Where a line below holds the string "marker", copy that line.

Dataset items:
- - - - - - -
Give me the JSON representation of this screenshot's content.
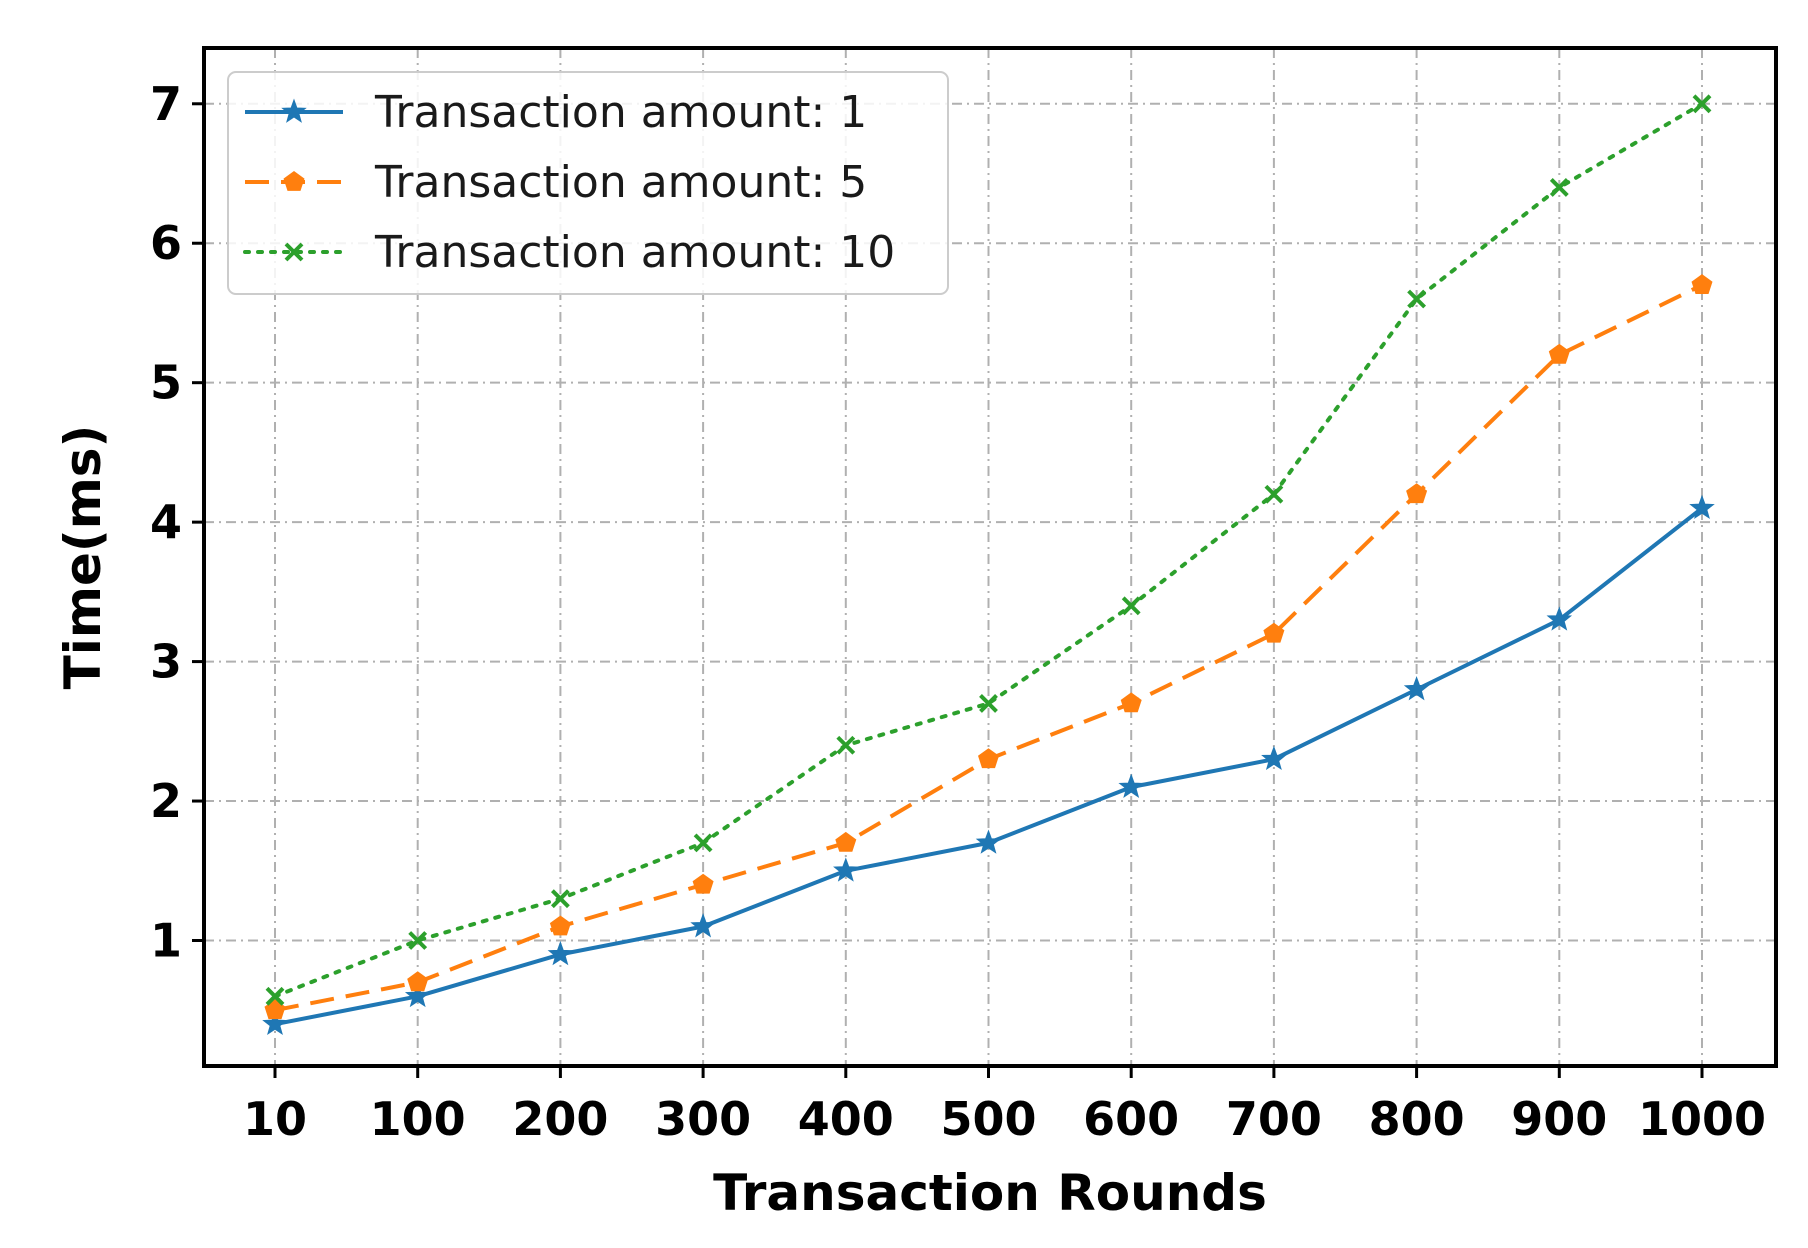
{
  "chart_data": {
    "type": "line",
    "title": "",
    "xlabel": "Transaction Rounds",
    "ylabel": "Time(ms)",
    "categories": [
      "10",
      "100",
      "200",
      "300",
      "400",
      "500",
      "600",
      "700",
      "800",
      "900",
      "1000"
    ],
    "y_ticks": [
      "1",
      "2",
      "3",
      "4",
      "5",
      "6",
      "7"
    ],
    "ylim": [
      0.1,
      7.4
    ],
    "grid": true,
    "legend_position": "top-left",
    "series": [
      {
        "name": "Transaction amount: 1",
        "color": "#1f77b4",
        "line_style": "solid",
        "marker": "star",
        "values": [
          0.4,
          0.6,
          0.9,
          1.1,
          1.5,
          1.7,
          2.1,
          2.3,
          2.8,
          3.3,
          4.1
        ]
      },
      {
        "name": "Transaction amount: 5",
        "color": "#ff7f0e",
        "line_style": "dashed",
        "marker": "pentagon",
        "values": [
          0.5,
          0.7,
          1.1,
          1.4,
          1.7,
          2.3,
          2.7,
          3.2,
          4.2,
          5.2,
          5.7
        ]
      },
      {
        "name": "Transaction amount: 10",
        "color": "#2ca02c",
        "line_style": "dotted",
        "marker": "x",
        "values": [
          0.6,
          1.0,
          1.3,
          1.7,
          2.4,
          2.7,
          3.4,
          4.2,
          5.6,
          6.4,
          7.0
        ]
      }
    ]
  }
}
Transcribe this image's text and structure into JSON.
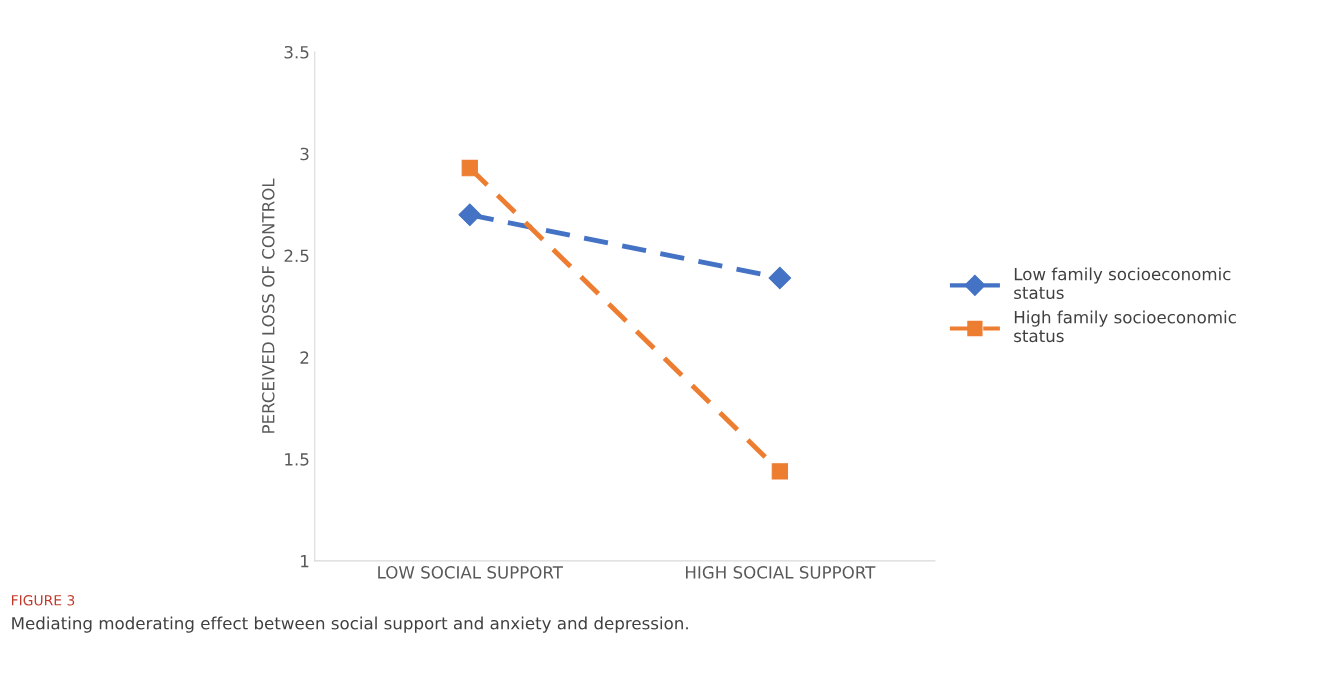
- - - - - - -
**Exercise answer:**
        "marker": "star",
        "marker": "pentagon",
        "marker": "x",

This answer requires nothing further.